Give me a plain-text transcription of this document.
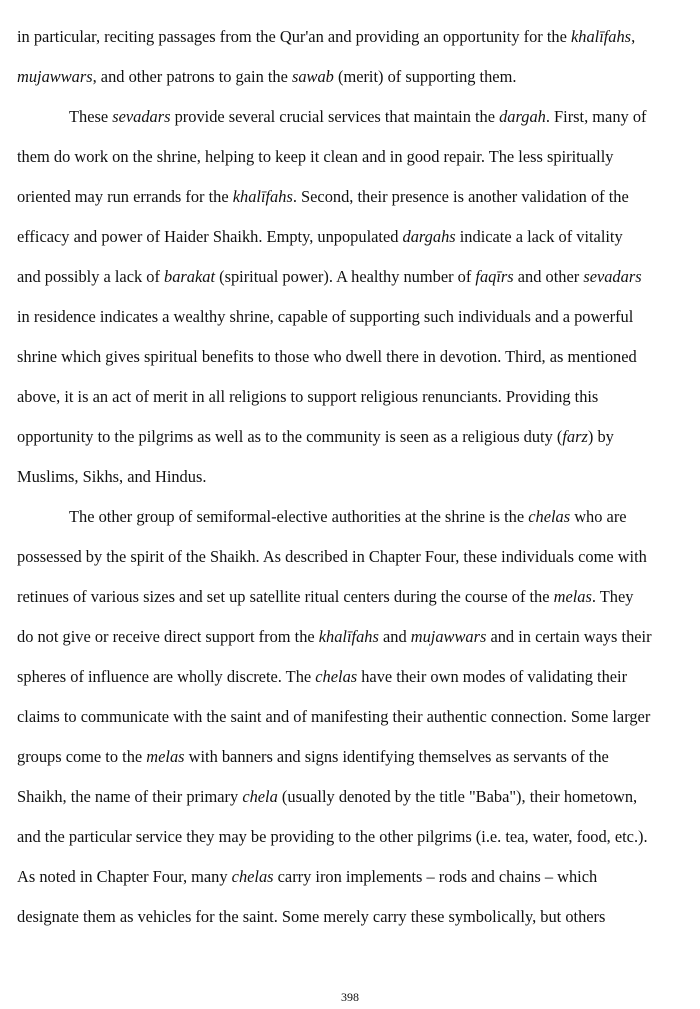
in particular, reciting passages from the Qur'an and providing an opportunity for the khalīfahs,
mujawwars, and other patrons to gain the sawab (merit) of supporting them.
These sevadars provide several crucial services that maintain the dargah. First, many of
them do work on the shrine, helping to keep it clean and in good repair. The less spiritually
oriented may run errands for the khalīfahs. Second, their presence is another validation of the
efficacy and power of Haider Shaikh. Empty, unpopulated dargahs indicate a lack of vitality
and possibly a lack of barakat (spiritual power). A healthy number of faqīrs and other sevadars
in residence indicates a wealthy shrine, capable of supporting such individuals and a powerful
shrine which gives spiritual benefits to those who dwell there in devotion. Third, as mentioned
above, it is an act of merit in all religions to support religious renunciants. Providing this
opportunity to the pilgrims as well as to the community is seen as a religious duty (farz) by
Muslims, Sikhs, and Hindus.
The other group of semiformal-elective authorities at the shrine is the chelas who are
possessed by the spirit of the Shaikh. As described in Chapter Four, these individuals come with
retinues of various sizes and set up satellite ritual centers during the course of the melas. They
do not give or receive direct support from the khalīfahs and mujawwars and in certain ways their
spheres of influence are wholly discrete. The chelas have their own modes of validating their
claims to communicate with the saint and of manifesting their authentic connection. Some larger
groups come to the melas with banners and signs identifying themselves as servants of the
Shaikh, the name of their primary chela (usually denoted by the title "Baba"), their hometown,
and the particular service they may be providing to the other pilgrims (i.e. tea, water, food, etc.).
As noted in Chapter Four, many chelas carry iron implements – rods and chains – which
designate them as vehicles for the saint. Some merely carry these symbolically, but others
398
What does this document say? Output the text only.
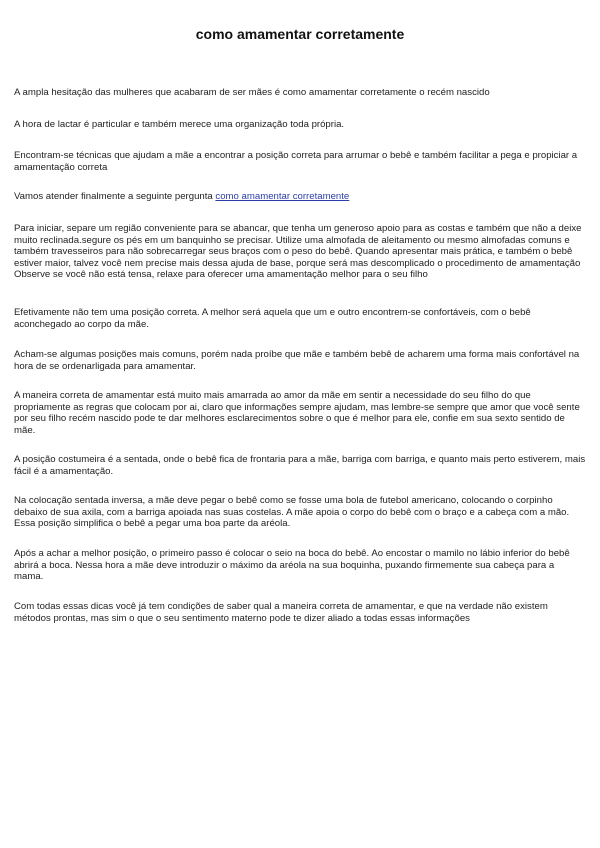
como amamentar corretamente

A ampla hesitação das mulheres que acabaram de ser mães é como amamentar corretamente o recém nascido

A hora de lactar é particular e também merece uma organização toda própria.

Encontram-se técnicas que ajudam a mãe a encontrar a posição correta para arrumar o bebê e também facilitar a pega e propiciar a amamentação correta

Vamos atender finalmente a seguinte pergunta como amamentar corretamente

Para iniciar, separe um região conveniente para se abancar, que tenha um generoso apoio para as costas e também que não a deixe muito reclinada.segure os pés em um banquinho se precisar. Utilize uma almofada de aleitamento ou mesmo almofadas comuns e também travesseiros para não sobrecarregar seus braços com o peso do bebê. Quando apresentar mais prática, e também o bebê estiver maior, talvez você nem precise mais dessa ajuda de base, porque será mas descomplicado o procedimento de amamentação Observe se você não está tensa, relaxe para oferecer uma amamentação melhor para o seu filho

Efetivamente não tem uma posição correta. A melhor será aquela que um e outro encontrem-se confortáveis, com o bebê aconchegado ao corpo da mãe.

Acham-se algumas posições mais comuns, porém nada proíbe que mãe e também bebê de acharem uma forma mais confortável na hora de se ordenarligada para amamentar.

A maneira correta de amamentar está muito mais amarrada ao amor da mãe em sentir a necessidade do seu filho do que propriamente as regras que colocam por ai, claro que informações sempre ajudam, mas lembre-se sempre que amor que você sente por seu filho recém nascido pode te dar melhores esclarecimentos sobre o que é melhor para ele, confie em sua sexto sentido de mãe.

A posição costumeira é a sentada, onde o bebê fica de frontaria para a mãe, barriga com barriga, e quanto mais perto estiverem, mais fácil é a amamentação.

Na colocação sentada inversa, a mãe deve pegar o bebê como se fosse uma bola de futebol americano, colocando o corpinho debaixo de sua axila, com a barriga apoiada nas suas costelas. A mãe apoia o corpo do bebê com o braço e a cabeça com a mão. Essa posição simplifica o bebê a pegar uma boa parte da aréola.

Após a achar a melhor posição, o primeiro passo é colocar o seio na boca do bebê. Ao encostar o mamilo no lábio inferior do bebê abrirá a boca. Nessa hora a mãe deve introduzir o máximo da aréola na sua boquinha, puxando firmemente sua cabeça para a mama.

Com todas essas dicas você já tem condições de saber qual a maneira correta de amamentar, e que na verdade não existem métodos prontas, mas sim o que o seu sentimento materno pode te dizer aliado a todas essas informações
○ ○ ○
Write out the listing word for word, omitting the pictures it holds.

Give me a plain-text transcription of this document.
in particular, reciting passages from the Qur'an and providing an opportunity for the khalīfahs,
mujawwars, and other patrons to gain the sawab (merit) of supporting them.
These sevadars provide several crucial services that maintain the dargah. First, many of
them do work on the shrine, helping to keep it clean and in good repair. The less spiritually
oriented may run errands for the khalīfahs. Second, their presence is another validation of the
efficacy and power of Haider Shaikh. Empty, unpopulated dargahs indicate a lack of vitality
and possibly a lack of barakat (spiritual power). A healthy number of faqīrs and other sevadars
in residence indicates a wealthy shrine, capable of supporting such individuals and a powerful
shrine which gives spiritual benefits to those who dwell there in devotion. Third, as mentioned
above, it is an act of merit in all religions to support religious renunciants. Providing this
opportunity to the pilgrims as well as to the community is seen as a religious duty (farz) by
Muslims, Sikhs, and Hindus.
The other group of semiformal-elective authorities at the shrine is the chelas who are
possessed by the spirit of the Shaikh. As described in Chapter Four, these individuals come with
retinues of various sizes and set up satellite ritual centers during the course of the melas. They
do not give or receive direct support from the khalīfahs and mujawwars and in certain ways their
spheres of influence are wholly discrete. The chelas have their own modes of validating their
claims to communicate with the saint and of manifesting their authentic connection. Some larger
groups come to the melas with banners and signs identifying themselves as servants of the
Shaikh, the name of their primary chela (usually denoted by the title "Baba"), their hometown,
and the particular service they may be providing to the other pilgrims (i.e. tea, water, food, etc.).
As noted in Chapter Four, many chelas carry iron implements – rods and chains – which
designate them as vehicles for the saint. Some merely carry these symbolically, but others
398
What does this document say? Output the text only.
como amamentar corretamente

A ampla hesitação das mulheres que acabaram de ser mães é como amamentar corretamente o recém nascido

A hora de lactar é particular e também merece uma organização toda própria.

Encontram-se técnicas que ajudam a mãe a encontrar a posição correta para arrumar o bebê e também facilitar a pega e propiciar a amamentação correta

Vamos atender finalmente a seguinte pergunta como amamentar corretamente

Para iniciar, separe um região conveniente para se abancar, que tenha um generoso apoio para as costas e também que não a deixe muito reclinada.segure os pés em um banquinho se precisar. Utilize uma almofada de aleitamento ou mesmo almofadas comuns e também travesseiros para não sobrecarregar seus braços com o peso do bebê. Quando apresentar mais prática, e também o bebê estiver maior, talvez você nem precise mais dessa ajuda de base, porque será mas descomplicado o procedimento de amamentação Observe se você não está tensa, relaxe para oferecer uma amamentação melhor para o seu filho

Efetivamente não tem uma posição correta. A melhor será aquela que um e outro encontrem-se confortáveis, com o bebê aconchegado ao corpo da mãe.

Acham-se algumas posições mais comuns, porém nada proíbe que mãe e também bebê de acharem uma forma mais confortável na hora de se ordenarligada para amamentar.

A maneira correta de amamentar está muito mais amarrada ao amor da mãe em sentir a necessidade do seu filho do que propriamente as regras que colocam por ai, claro que informações sempre ajudam, mas lembre-se sempre que amor que você sente por seu filho recém nascido pode te dar melhores esclarecimentos sobre o que é melhor para ele, confie em sua sexto sentido de mãe.

A posição costumeira é a sentada, onde o bebê fica de frontaria para a mãe, barriga com barriga, e quanto mais perto estiverem, mais fácil é a amamentação.

Na colocação sentada inversa, a mãe deve pegar o bebê como se fosse uma bola de futebol americano, colocando o corpinho debaixo de sua axila, com a barriga apoiada nas suas costelas. A mãe apoia o corpo do bebê com o braço e a cabeça com a mão. Essa posição simplifica o bebê a pegar uma boa parte da aréola.

Após a achar a melhor posição, o primeiro passo é colocar o seio na boca do bebê. Ao encostar o mamilo no lábio inferior do bebê abrirá a boca. Nessa hora a mãe deve introduzir o máximo da aréola na sua boquinha, puxando firmemente sua cabeça para a mama.

Com todas essas dicas você já tem condições de saber qual a maneira correta de amamentar, e que na verdade não existem métodos prontas, mas sim o que o seu sentimento materno pode te dizer aliado a todas essas informações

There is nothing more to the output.